* DIRECTION:
Reproduce the data exactly and drop any pictures it holds.

* ENTRIES SUPPLIED:
-------------------------

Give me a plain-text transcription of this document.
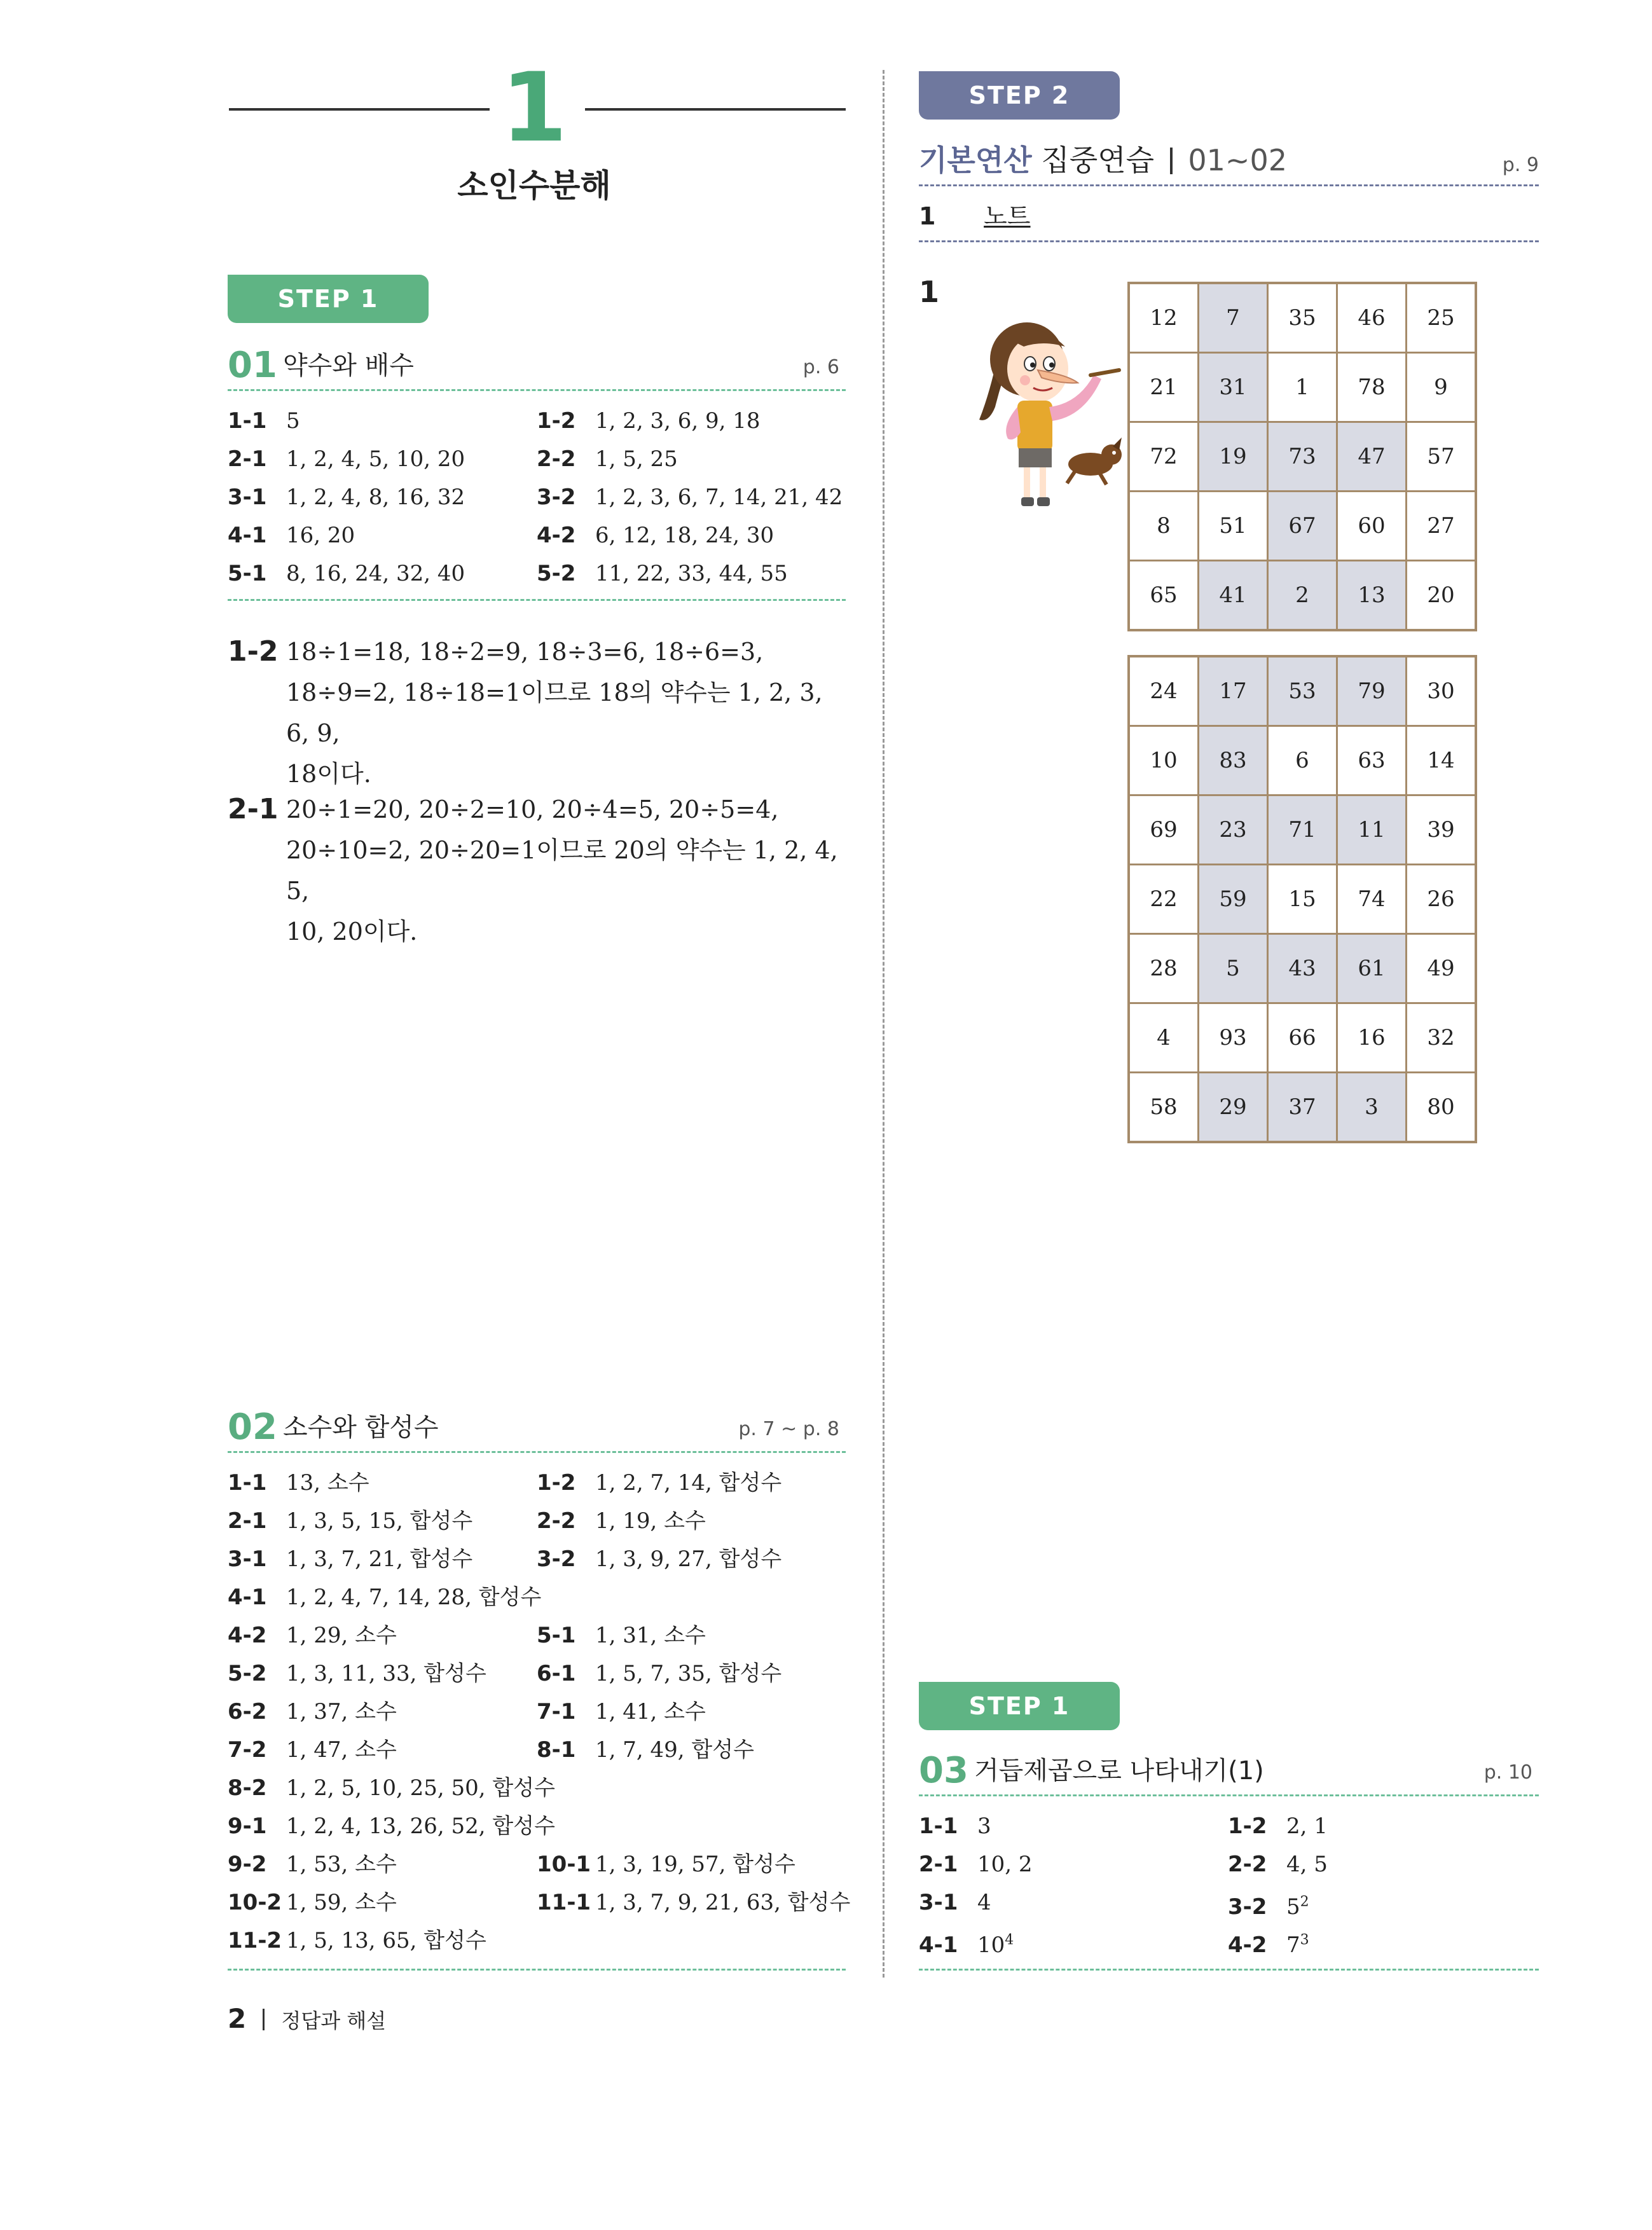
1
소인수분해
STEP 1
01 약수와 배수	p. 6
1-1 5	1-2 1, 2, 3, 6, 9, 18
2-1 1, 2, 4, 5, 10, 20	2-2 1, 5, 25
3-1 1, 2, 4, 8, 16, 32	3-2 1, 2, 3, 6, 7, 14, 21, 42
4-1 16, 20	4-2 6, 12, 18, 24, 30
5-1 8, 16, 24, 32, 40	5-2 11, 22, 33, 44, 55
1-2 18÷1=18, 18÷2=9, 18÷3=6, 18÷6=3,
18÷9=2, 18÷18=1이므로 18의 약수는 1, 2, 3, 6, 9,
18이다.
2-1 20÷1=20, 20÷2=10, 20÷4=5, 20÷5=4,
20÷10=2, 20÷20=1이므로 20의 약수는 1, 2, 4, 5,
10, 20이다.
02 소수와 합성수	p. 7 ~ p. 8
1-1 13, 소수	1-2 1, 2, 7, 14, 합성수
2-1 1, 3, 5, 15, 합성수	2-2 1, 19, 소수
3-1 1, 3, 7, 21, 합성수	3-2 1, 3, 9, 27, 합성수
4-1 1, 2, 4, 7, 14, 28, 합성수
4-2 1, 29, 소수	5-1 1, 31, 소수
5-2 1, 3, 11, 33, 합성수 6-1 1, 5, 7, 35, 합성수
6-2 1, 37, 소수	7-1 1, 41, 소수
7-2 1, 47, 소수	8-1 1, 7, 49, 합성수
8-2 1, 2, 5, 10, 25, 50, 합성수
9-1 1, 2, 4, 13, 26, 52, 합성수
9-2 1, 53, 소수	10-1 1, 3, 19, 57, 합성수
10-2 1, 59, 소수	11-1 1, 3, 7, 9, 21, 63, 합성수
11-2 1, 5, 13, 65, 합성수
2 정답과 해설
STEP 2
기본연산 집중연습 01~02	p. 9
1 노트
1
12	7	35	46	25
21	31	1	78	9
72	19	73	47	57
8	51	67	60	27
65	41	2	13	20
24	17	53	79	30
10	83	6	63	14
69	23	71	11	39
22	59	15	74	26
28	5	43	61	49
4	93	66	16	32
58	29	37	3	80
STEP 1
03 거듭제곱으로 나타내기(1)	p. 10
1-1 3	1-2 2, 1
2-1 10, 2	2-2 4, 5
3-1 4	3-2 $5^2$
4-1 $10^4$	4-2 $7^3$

-------------------------

* SOLUTION:
Give me a plain-text transcription of this document.
1
소인수분해
STEP 1
01 약수와 배수	p. 6
1-1 5	1-2 1, 2, 3, 6, 9, 18
2-1 1, 2, 4, 5, 10, 20	2-2 1, 5, 25
3-1 1, 2, 4, 8, 16, 32	3-2 1, 2, 3, 6, 7, 14, 21, 42
4-1 16, 20	4-2 6, 12, 18, 24, 30
5-1 8, 16, 24, 32, 40	5-2 11, 22, 33, 44, 55
1-2 18÷1=18, 18÷2=9, 18÷3=6, 18÷6=3,
18÷9=2, 18÷18=1이므로 18의 약수는 1, 2, 3, 6, 9,
18이다.
2-1 20÷1=20, 20÷2=10, 20÷4=5, 20÷5=4,
20÷10=2, 20÷20=1이므로 20의 약수는 1, 2, 4, 5,
10, 20이다.
02 소수와 합성수	p. 7 ~ p. 8
1-1 13, 소수	1-2 1, 2, 7, 14, 합성수
2-1 1, 3, 5, 15, 합성수	2-2 1, 19, 소수
3-1 1, 3, 7, 21, 합성수	3-2 1, 3, 9, 27, 합성수
4-1 1, 2, 4, 7, 14, 28, 합성수
4-2 1, 29, 소수	5-1 1, 31, 소수
5-2 1, 3, 11, 33, 합성수 6-1 1, 5, 7, 35, 합성수
6-2 1, 37, 소수	7-1 1, 41, 소수
7-2 1, 47, 소수	8-1 1, 7, 49, 합성수
8-2 1, 2, 5, 10, 25, 50, 합성수
9-1 1, 2, 4, 13, 26, 52, 합성수
9-2 1, 53, 소수	10-1 1, 3, 19, 57, 합성수
10-2 1, 59, 소수	11-1 1, 3, 7, 9, 21, 63, 합성수
11-2 1, 5, 13, 65, 합성수
2 정답과 해설
STEP 2
기본연산 집중연습 01~02	p. 9
1 노트
1
12	7	35	46	25
21	31	1	78	9
72	19	73	47	57
8	51	67	60	27
65	41	2	13	20
24	17	53	79	30
10	83	6	63	14
69	23	71	11	39
22	59	15	74	26
28	5	43	61	49
4	93	66	16	32
58	29	37	3	80
STEP 1
03 거듭제곱으로 나타내기(1)	p. 10
1-1 3	1-2 2, 1
2-1 10, 2	2-2 4, 5
3-1 4	3-2 $5^2$
4-1 $10^4$	4-2 $7^3$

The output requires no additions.